## Exercise requirements:
Find the lines in the records below that contain "ylabel", and report each of them.

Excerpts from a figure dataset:
┄┄┄┄┄┄┄┄┄┄┄┄┄┄┄┄┄┄┄┄

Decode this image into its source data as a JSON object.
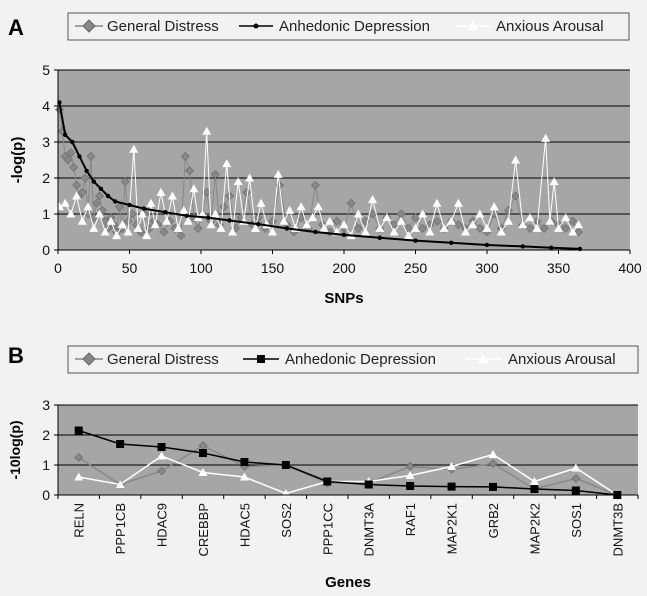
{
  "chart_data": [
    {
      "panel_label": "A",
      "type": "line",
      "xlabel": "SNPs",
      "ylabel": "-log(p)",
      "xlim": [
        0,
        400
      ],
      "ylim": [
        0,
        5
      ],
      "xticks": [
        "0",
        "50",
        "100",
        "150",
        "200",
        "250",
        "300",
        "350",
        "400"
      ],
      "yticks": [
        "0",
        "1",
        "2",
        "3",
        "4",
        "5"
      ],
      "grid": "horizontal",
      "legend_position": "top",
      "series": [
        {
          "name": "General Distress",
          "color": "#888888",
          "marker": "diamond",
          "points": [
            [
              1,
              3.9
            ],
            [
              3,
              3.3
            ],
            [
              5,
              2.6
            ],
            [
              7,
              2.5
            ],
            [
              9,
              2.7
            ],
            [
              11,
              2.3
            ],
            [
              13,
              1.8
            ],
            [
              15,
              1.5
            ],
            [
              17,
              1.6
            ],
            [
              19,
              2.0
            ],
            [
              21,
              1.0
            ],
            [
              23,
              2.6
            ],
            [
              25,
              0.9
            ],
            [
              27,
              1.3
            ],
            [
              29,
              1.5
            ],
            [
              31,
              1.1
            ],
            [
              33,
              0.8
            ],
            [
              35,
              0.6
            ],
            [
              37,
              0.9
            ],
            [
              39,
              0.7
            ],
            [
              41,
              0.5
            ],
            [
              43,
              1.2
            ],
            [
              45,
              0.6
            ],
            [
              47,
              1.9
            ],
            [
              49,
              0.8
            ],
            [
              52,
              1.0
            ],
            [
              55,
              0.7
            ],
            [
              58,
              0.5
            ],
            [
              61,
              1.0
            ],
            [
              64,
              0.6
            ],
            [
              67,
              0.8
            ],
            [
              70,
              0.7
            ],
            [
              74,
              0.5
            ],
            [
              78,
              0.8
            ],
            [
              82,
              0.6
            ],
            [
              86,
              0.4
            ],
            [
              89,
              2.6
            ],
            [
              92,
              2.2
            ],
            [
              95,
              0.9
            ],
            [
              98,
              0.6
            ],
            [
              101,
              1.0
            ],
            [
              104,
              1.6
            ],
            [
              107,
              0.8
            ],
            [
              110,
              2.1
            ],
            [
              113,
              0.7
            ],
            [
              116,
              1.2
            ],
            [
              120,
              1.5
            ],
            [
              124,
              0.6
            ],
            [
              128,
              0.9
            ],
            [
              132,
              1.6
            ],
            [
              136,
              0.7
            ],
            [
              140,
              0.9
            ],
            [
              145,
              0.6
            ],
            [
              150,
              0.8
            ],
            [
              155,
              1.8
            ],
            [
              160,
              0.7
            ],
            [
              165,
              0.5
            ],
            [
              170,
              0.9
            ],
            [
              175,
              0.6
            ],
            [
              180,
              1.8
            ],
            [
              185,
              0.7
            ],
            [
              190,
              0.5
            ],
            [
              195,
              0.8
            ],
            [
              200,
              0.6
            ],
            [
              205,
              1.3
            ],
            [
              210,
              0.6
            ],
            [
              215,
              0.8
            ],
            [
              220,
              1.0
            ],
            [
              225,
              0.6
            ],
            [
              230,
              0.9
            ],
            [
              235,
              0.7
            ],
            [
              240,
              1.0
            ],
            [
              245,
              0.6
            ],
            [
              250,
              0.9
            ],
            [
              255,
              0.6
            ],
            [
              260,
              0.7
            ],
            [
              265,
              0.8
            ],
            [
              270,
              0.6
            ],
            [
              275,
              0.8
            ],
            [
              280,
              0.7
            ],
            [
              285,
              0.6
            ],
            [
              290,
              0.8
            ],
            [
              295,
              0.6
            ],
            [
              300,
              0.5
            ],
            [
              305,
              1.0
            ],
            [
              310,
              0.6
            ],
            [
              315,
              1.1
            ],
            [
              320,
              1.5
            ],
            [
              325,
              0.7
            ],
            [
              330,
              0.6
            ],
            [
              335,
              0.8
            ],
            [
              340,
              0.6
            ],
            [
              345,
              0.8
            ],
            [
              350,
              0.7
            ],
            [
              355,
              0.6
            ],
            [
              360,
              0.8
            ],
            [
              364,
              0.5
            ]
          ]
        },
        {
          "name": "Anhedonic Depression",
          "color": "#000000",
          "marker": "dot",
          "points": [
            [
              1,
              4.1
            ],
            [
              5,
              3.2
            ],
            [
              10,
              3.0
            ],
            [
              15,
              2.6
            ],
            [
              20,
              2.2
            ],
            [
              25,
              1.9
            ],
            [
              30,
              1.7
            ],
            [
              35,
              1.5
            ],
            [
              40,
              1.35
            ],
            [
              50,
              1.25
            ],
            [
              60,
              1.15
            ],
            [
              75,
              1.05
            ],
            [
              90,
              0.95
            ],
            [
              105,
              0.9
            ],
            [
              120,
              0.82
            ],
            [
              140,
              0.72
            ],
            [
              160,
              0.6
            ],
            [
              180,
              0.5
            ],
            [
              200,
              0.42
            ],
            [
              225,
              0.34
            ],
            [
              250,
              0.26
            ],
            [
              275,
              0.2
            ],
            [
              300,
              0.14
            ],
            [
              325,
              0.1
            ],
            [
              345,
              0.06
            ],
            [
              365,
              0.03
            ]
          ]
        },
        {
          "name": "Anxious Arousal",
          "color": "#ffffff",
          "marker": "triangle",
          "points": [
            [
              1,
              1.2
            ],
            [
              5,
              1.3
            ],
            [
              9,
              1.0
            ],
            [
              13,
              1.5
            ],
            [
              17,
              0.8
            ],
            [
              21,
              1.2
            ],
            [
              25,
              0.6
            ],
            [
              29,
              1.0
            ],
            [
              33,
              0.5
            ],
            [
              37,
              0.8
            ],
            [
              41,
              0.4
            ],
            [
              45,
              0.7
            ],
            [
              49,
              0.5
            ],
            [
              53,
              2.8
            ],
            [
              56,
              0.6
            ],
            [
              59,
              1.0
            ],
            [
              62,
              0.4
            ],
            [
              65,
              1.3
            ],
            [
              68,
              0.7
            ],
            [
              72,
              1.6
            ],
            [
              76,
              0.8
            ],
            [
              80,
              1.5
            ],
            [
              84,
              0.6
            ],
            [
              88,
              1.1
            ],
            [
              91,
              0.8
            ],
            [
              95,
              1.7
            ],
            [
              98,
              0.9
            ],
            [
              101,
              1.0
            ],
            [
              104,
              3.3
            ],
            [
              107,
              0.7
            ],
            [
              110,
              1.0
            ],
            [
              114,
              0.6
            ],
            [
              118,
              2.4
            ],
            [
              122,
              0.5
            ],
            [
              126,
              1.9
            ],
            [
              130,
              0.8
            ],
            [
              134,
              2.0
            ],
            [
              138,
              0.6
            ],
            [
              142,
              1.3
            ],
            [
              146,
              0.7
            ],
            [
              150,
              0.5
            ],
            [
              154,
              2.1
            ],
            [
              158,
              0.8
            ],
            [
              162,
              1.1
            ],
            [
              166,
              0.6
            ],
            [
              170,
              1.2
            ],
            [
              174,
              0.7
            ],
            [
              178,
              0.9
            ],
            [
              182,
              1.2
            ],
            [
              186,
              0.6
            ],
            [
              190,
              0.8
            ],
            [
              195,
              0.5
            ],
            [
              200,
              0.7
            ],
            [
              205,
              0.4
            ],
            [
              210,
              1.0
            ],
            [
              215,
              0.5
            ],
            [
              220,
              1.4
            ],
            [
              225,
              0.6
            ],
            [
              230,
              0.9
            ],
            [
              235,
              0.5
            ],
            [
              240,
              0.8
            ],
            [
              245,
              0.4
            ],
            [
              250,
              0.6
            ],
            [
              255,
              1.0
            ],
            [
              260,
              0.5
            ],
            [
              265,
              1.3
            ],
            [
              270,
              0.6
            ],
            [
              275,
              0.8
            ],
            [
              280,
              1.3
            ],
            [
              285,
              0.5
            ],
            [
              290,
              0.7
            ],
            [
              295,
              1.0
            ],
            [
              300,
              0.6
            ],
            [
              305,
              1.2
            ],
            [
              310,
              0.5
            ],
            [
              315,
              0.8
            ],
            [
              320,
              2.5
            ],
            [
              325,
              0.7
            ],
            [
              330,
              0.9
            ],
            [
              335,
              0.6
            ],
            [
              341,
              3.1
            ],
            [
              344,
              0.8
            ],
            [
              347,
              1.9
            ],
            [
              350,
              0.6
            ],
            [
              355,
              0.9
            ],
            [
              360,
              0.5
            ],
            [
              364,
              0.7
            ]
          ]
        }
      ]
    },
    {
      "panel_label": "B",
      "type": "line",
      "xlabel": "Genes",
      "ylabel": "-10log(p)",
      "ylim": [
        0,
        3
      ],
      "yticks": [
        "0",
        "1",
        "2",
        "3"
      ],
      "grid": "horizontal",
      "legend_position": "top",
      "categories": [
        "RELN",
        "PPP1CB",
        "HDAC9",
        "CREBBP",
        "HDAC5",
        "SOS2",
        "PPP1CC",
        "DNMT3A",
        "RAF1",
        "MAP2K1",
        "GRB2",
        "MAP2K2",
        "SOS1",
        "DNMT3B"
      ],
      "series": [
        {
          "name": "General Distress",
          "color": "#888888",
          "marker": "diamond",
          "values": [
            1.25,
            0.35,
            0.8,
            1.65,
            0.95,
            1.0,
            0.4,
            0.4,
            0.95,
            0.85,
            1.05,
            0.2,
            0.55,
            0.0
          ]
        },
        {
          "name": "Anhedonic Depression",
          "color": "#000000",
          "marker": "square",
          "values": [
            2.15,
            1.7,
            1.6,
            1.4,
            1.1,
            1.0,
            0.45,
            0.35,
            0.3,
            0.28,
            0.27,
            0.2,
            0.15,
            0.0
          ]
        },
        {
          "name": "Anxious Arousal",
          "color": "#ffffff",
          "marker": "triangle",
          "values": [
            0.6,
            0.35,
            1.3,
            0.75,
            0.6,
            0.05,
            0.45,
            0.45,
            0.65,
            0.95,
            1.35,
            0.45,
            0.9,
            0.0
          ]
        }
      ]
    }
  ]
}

┄┄┄┄┄┄┄┄┄┄┄┄┄┄┄┄┄┄┄┄

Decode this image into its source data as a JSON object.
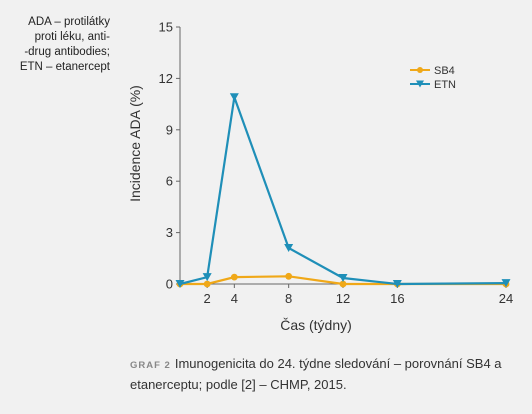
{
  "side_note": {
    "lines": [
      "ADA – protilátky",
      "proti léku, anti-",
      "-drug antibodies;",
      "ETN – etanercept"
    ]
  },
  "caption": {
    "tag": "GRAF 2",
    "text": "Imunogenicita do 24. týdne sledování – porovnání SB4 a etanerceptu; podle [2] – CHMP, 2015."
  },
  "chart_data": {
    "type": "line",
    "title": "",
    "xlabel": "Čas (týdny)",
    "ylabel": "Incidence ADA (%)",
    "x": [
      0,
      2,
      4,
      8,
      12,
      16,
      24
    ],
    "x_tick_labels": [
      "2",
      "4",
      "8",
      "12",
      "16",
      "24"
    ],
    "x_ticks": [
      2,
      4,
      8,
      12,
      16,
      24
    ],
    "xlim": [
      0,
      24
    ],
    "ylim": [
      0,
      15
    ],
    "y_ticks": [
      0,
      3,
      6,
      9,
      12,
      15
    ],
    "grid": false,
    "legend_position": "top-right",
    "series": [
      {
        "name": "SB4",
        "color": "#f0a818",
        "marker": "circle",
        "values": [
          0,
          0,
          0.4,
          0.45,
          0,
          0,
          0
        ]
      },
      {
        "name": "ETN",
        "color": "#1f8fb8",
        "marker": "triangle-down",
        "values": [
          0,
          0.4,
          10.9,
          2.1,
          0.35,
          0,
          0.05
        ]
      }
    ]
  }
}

┄┄┄┄┄┄┄┄┄┄┄┄┄┄┄┄┄┄┄┄

## Solution to this exercise:
      "ylabel": "-log(p)",
      "ylabel": "-10log(p)",
    "ylabel": "Incidence ADA (%)",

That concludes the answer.